■ **EXERCISE INSTRUCTIONS**: Copy the lines holding the word "MONTHLY", all of them.

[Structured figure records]
━━━━

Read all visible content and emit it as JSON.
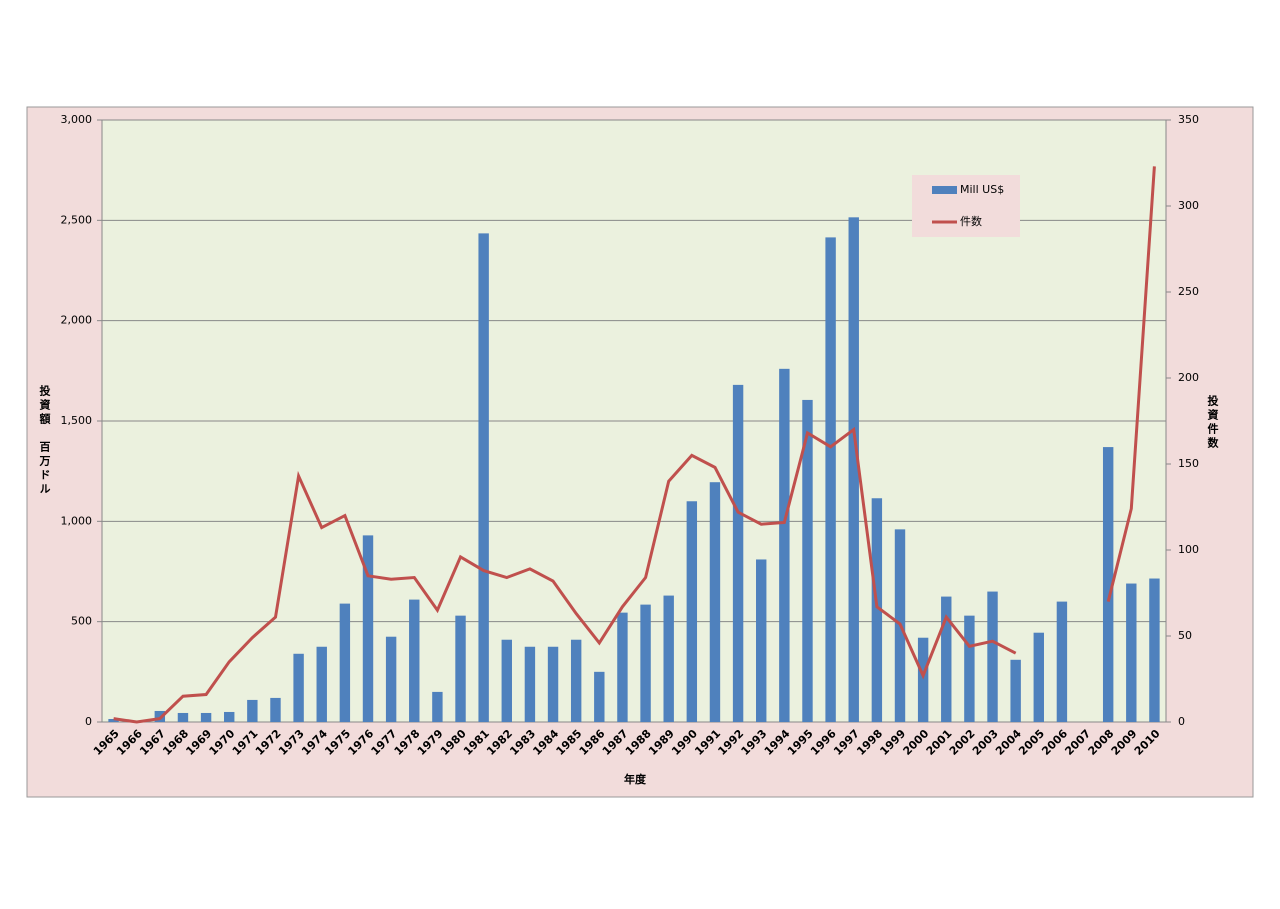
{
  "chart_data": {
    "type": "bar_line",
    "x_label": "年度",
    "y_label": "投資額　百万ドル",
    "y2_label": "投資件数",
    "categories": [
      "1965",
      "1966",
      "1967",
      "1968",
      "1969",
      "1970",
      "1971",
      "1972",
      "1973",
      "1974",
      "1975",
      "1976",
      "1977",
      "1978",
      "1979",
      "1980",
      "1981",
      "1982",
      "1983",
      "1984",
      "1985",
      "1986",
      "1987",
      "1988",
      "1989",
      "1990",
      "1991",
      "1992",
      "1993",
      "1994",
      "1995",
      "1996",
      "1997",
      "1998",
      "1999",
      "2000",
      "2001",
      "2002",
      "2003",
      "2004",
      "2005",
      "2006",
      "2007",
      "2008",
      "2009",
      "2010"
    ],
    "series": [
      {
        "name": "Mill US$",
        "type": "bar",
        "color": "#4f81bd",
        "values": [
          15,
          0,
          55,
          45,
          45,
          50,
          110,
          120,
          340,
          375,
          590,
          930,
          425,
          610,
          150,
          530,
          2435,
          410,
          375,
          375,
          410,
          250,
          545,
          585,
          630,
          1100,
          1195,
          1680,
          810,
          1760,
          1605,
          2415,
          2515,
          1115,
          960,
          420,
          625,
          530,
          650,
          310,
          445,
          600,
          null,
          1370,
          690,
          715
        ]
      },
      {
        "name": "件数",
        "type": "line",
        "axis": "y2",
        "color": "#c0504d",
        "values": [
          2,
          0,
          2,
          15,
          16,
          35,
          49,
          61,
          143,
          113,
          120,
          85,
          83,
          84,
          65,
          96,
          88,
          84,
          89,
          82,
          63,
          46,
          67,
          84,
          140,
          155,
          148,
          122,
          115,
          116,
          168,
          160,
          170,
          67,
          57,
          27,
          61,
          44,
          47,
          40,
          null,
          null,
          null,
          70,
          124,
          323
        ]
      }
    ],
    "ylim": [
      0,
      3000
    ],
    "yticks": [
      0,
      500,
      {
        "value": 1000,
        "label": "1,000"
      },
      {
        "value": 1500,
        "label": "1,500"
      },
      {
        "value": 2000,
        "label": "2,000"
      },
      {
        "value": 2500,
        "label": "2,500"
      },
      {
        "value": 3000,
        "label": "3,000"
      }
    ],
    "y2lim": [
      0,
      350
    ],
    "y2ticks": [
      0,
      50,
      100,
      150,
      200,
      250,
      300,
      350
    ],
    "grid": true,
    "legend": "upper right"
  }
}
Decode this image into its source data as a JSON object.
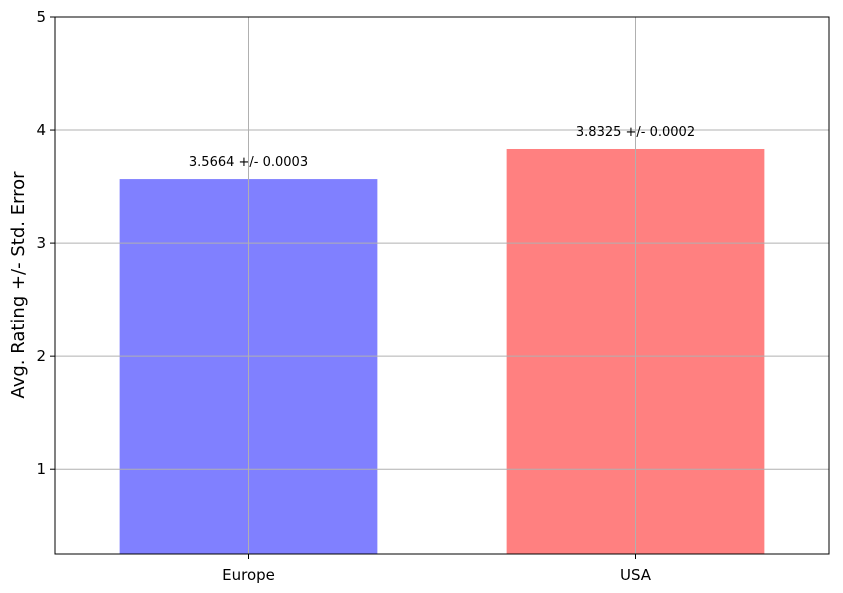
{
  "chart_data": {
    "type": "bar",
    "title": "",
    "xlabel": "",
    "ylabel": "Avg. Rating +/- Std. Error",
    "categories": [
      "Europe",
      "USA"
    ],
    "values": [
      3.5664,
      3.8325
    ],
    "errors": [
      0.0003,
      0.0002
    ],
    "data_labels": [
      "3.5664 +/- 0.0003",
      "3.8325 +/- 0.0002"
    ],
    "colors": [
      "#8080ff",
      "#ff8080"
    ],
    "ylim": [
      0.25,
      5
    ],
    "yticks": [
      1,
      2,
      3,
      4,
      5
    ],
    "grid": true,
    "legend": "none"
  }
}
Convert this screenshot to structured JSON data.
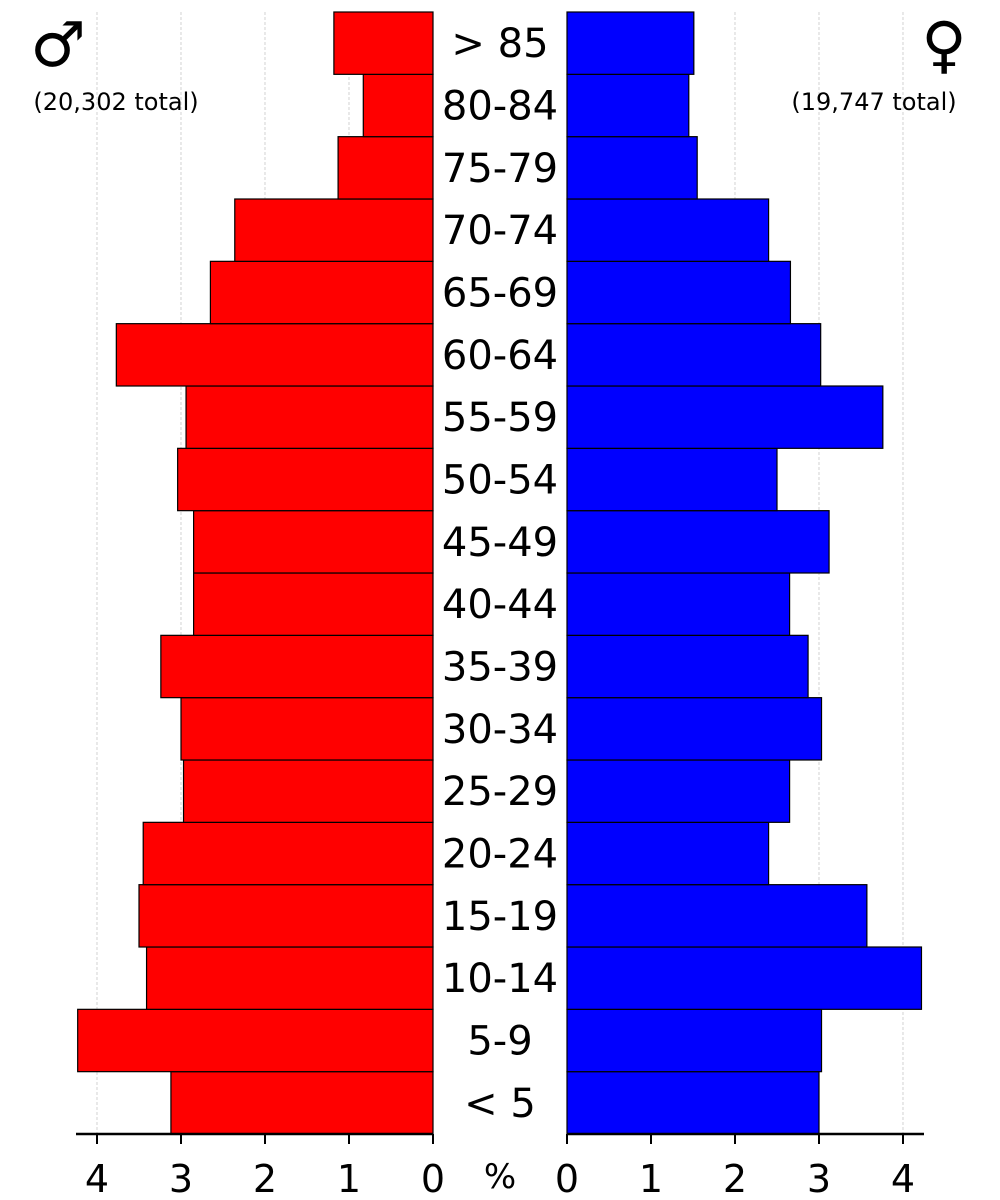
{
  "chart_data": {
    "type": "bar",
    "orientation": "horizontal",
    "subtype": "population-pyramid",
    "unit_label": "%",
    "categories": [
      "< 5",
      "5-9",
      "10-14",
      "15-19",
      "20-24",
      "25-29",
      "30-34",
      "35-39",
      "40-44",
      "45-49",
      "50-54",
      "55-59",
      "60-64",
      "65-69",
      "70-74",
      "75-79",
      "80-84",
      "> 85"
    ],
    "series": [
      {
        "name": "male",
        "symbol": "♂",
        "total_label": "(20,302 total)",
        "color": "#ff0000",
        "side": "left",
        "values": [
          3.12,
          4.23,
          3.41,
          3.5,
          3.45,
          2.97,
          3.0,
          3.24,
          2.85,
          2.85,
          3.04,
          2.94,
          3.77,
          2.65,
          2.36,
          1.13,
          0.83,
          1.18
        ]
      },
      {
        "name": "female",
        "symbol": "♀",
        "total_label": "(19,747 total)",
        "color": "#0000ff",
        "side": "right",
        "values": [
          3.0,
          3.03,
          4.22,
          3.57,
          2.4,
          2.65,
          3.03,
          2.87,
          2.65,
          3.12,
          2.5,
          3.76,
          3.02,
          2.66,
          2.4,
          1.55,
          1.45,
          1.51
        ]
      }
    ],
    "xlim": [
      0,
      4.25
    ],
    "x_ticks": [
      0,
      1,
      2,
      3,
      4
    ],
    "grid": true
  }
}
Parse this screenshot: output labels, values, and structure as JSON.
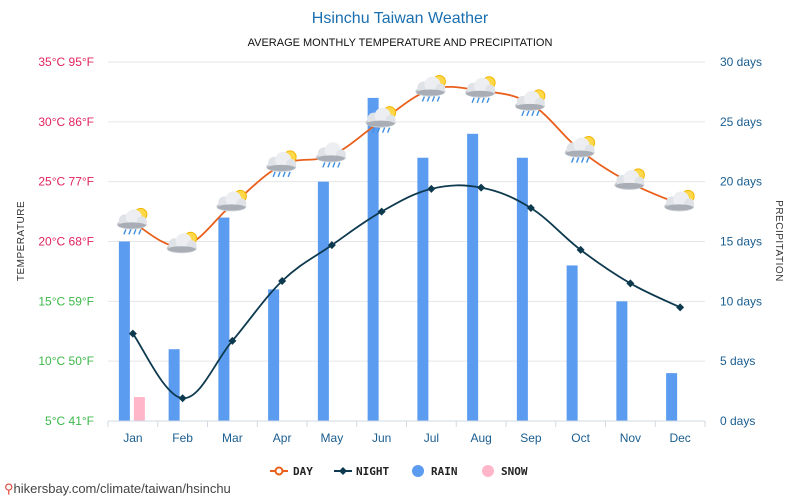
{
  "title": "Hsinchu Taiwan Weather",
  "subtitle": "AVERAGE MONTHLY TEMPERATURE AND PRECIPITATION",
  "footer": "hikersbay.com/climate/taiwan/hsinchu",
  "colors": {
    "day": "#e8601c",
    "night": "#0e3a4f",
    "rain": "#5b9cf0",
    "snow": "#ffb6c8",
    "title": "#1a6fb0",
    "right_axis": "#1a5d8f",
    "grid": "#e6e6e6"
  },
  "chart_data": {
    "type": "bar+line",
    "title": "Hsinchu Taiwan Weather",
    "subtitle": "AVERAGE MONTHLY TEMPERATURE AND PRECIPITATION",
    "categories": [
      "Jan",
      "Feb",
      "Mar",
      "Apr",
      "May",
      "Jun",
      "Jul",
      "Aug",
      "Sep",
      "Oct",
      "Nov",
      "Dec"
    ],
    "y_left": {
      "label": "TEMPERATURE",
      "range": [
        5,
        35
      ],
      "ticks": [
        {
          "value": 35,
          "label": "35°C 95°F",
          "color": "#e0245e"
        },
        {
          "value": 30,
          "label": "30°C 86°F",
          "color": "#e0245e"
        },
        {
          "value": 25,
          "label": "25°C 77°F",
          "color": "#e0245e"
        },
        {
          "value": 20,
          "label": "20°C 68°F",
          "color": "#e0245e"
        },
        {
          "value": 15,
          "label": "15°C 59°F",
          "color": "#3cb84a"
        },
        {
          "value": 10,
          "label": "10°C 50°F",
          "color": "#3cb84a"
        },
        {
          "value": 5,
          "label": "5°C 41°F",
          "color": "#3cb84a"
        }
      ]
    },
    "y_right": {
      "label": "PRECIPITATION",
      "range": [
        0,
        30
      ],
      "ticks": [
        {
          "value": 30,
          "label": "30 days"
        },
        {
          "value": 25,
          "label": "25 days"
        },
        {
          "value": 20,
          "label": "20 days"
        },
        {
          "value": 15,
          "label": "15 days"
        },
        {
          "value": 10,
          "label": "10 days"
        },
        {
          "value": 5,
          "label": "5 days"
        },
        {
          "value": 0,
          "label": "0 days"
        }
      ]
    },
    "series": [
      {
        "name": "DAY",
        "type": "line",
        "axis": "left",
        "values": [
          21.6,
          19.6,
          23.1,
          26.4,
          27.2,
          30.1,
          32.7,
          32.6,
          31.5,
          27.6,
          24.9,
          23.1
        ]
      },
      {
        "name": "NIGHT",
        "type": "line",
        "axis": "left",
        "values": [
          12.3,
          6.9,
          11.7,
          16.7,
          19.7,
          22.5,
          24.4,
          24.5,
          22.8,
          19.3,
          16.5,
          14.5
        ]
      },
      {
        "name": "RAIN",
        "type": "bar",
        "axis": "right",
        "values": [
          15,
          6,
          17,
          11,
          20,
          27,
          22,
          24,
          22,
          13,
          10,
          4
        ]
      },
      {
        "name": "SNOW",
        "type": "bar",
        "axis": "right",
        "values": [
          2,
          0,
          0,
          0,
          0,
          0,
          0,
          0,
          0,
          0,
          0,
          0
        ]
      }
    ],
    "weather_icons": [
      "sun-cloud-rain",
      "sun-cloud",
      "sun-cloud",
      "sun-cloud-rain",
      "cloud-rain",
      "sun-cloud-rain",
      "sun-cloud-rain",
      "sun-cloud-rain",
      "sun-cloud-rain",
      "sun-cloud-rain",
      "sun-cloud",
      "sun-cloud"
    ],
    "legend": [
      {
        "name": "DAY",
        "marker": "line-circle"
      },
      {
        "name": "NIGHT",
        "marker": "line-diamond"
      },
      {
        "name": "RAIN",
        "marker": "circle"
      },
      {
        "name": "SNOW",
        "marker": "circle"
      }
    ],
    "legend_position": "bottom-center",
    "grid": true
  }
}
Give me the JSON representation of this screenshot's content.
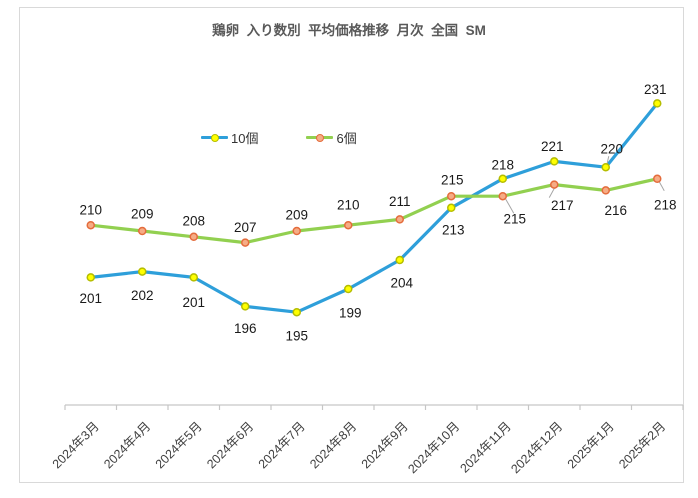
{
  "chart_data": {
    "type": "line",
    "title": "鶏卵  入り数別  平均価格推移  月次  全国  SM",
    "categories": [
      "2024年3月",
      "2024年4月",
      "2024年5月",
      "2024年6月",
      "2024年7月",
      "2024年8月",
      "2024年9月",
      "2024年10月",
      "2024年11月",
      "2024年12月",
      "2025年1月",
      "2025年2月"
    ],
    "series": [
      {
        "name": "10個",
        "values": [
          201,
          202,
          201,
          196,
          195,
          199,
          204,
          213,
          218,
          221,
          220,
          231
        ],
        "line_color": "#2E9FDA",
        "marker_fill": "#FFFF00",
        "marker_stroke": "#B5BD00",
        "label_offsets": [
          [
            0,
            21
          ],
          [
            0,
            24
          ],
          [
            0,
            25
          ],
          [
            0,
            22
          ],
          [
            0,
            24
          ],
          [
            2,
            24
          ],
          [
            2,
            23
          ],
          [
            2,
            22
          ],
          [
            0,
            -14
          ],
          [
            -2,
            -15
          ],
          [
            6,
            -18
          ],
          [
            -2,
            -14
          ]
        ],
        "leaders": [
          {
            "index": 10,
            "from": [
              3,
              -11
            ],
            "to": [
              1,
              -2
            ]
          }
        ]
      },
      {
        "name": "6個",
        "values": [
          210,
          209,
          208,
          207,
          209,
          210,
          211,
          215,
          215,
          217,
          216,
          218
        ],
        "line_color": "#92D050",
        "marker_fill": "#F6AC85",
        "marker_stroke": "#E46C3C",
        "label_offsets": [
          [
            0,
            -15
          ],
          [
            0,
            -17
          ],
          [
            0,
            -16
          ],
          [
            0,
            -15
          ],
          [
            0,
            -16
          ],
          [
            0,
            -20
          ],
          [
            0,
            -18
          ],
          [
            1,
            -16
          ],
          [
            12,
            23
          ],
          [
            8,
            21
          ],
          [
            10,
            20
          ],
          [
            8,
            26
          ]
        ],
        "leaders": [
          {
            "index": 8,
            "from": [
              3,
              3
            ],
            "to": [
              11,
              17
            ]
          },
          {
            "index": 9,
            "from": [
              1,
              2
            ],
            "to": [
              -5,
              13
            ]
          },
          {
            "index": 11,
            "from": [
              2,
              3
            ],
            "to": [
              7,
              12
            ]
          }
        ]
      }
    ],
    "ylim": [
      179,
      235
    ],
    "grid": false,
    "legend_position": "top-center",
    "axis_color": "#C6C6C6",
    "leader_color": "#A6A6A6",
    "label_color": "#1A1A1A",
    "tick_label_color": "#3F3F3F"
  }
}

━━━━

■ **FINAL RESULT**:
  "subtitle": "AVERAGE MONTHLY TEMPERATURE AND PRECIPITATION",
    "subtitle": "AVERAGE MONTHLY TEMPERATURE AND PRECIPITATION",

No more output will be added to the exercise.